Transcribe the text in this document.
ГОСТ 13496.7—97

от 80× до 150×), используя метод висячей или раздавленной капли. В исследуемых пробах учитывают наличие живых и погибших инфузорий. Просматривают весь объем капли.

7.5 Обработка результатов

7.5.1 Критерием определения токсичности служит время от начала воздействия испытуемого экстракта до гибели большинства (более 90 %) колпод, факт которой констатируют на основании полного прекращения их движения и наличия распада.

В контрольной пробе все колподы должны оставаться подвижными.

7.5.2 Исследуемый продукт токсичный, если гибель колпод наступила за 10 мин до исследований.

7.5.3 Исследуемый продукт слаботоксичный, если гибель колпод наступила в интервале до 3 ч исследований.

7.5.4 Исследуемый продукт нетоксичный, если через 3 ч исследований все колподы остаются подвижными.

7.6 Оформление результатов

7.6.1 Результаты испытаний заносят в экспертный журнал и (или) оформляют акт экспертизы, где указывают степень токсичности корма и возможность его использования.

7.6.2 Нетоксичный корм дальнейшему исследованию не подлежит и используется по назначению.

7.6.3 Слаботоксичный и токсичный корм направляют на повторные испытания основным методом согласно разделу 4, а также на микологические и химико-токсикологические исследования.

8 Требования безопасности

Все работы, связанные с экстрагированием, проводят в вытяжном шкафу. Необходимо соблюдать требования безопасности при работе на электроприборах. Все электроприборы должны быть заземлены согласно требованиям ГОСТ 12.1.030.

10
■ ■ ■ ■ ■
Task details -> Find each line holding the word "колподы" and copy it.

Reply to the task ->
В контрольной пробе все колподы должны оставаться подвижными.
7.5.4 Исследуемый продукт нетоксичный, если через 3 ч исследований все колподы остаются подвижными.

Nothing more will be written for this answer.